Stated problem —
What is the number of lines in these entries that contain "signal"? State it alone.

Data provided —
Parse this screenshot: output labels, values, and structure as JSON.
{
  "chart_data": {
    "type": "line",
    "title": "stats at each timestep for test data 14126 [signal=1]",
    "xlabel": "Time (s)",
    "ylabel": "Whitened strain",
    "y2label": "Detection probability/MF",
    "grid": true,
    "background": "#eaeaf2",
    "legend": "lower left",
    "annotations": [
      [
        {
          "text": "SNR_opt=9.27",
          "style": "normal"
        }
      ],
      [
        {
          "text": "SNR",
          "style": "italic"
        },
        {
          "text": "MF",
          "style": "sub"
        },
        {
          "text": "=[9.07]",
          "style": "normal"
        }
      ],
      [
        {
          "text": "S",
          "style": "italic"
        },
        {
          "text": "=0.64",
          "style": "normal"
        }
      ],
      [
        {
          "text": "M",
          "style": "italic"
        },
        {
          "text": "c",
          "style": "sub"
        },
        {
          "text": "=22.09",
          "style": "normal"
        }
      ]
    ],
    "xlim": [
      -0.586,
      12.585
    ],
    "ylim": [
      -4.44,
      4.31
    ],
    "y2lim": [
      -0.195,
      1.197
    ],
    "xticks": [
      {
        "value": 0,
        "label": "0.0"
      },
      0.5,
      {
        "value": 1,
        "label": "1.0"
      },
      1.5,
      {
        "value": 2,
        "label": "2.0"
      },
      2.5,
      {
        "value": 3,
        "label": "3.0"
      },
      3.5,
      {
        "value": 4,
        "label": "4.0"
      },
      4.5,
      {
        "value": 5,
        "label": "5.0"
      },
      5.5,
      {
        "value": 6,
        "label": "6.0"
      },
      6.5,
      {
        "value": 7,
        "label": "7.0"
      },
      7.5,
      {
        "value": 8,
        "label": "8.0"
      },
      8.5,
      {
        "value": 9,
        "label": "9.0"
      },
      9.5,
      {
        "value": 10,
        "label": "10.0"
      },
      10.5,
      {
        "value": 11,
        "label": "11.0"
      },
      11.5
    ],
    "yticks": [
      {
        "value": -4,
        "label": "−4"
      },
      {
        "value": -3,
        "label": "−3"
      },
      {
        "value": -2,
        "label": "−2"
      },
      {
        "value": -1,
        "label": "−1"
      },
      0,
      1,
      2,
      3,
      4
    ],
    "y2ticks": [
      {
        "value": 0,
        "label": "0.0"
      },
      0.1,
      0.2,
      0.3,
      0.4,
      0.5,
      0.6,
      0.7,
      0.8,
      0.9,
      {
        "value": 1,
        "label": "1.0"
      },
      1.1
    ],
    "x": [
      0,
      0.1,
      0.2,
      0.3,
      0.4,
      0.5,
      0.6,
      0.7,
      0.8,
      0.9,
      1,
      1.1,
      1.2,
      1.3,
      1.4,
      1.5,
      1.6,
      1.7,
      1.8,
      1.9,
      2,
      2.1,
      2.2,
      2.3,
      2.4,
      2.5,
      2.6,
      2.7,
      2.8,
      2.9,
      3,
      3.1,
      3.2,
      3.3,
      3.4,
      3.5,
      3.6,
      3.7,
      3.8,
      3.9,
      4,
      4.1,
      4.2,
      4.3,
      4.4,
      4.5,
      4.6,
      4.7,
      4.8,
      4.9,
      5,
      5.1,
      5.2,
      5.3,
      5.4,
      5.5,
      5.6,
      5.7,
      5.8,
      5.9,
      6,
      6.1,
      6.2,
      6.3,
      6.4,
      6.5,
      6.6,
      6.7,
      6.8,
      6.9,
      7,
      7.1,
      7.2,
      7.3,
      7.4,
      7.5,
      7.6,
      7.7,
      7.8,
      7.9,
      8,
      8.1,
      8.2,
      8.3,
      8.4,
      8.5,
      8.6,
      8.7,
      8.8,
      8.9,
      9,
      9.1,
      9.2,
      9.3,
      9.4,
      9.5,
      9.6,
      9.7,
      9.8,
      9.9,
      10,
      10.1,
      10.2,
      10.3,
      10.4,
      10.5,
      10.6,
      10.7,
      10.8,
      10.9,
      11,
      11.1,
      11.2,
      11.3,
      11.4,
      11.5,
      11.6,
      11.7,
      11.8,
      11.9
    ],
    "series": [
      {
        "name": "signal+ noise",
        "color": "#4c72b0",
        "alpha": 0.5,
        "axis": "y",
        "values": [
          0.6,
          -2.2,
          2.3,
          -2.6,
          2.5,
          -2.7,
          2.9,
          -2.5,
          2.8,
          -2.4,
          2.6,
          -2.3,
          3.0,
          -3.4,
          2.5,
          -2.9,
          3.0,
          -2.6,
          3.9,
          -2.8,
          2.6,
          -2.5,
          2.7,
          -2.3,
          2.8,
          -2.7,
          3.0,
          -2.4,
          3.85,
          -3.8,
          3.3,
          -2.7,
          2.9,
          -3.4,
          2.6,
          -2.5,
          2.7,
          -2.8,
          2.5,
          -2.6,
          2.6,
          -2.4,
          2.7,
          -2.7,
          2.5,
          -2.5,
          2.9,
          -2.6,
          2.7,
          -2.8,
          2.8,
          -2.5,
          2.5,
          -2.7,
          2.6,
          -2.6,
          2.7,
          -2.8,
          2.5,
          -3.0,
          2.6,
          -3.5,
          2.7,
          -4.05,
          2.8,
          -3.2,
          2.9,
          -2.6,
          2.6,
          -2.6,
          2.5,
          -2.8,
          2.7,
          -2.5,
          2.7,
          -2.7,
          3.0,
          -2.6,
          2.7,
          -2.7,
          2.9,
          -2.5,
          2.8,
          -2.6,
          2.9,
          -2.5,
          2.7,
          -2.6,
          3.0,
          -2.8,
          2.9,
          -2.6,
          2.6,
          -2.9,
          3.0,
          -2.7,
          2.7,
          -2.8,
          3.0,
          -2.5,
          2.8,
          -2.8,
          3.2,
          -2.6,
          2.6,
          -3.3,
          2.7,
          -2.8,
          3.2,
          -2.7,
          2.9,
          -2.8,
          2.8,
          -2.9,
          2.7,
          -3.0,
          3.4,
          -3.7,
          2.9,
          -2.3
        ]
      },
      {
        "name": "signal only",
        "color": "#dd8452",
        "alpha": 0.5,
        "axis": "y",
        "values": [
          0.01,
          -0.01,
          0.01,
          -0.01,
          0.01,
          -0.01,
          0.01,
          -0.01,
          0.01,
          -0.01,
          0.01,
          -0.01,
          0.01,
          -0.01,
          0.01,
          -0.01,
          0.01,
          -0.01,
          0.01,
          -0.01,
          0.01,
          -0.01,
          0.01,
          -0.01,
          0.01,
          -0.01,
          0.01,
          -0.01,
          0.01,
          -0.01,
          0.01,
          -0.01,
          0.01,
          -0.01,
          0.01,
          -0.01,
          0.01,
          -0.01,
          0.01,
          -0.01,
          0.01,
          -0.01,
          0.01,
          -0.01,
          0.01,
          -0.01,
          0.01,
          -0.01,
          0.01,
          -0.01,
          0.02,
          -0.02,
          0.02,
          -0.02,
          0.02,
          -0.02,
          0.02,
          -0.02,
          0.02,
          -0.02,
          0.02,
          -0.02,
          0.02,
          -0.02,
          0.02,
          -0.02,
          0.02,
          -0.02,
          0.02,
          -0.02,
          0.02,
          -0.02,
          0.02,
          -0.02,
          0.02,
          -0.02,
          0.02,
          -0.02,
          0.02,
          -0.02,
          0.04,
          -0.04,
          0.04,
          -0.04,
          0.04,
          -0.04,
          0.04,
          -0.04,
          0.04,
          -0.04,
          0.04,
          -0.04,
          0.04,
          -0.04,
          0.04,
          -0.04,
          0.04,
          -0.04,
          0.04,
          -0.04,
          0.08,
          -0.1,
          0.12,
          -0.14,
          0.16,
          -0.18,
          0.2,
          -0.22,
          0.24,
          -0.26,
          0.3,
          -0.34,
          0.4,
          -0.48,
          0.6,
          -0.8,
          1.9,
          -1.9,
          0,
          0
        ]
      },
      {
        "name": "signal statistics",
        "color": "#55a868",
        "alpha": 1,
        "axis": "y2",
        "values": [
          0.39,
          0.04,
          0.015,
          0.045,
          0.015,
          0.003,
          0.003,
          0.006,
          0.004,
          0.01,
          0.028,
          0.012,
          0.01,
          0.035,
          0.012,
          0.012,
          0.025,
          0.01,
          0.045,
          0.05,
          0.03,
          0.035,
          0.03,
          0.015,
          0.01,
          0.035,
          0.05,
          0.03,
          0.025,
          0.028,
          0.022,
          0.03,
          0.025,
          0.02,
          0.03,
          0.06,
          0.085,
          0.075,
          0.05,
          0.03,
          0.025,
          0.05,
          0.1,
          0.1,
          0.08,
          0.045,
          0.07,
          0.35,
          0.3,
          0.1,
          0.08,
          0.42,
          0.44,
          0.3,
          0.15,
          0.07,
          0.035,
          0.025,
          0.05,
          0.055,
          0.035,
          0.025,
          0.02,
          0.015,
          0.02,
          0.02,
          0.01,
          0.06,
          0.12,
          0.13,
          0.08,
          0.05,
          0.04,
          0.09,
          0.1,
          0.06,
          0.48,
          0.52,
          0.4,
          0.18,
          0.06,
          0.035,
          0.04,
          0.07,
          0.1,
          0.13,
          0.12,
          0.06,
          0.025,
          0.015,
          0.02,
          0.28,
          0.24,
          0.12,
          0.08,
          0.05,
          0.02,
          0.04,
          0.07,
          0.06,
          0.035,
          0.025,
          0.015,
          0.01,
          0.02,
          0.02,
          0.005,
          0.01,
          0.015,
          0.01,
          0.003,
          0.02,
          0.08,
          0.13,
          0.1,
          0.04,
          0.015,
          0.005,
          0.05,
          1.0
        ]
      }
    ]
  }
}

Result —
4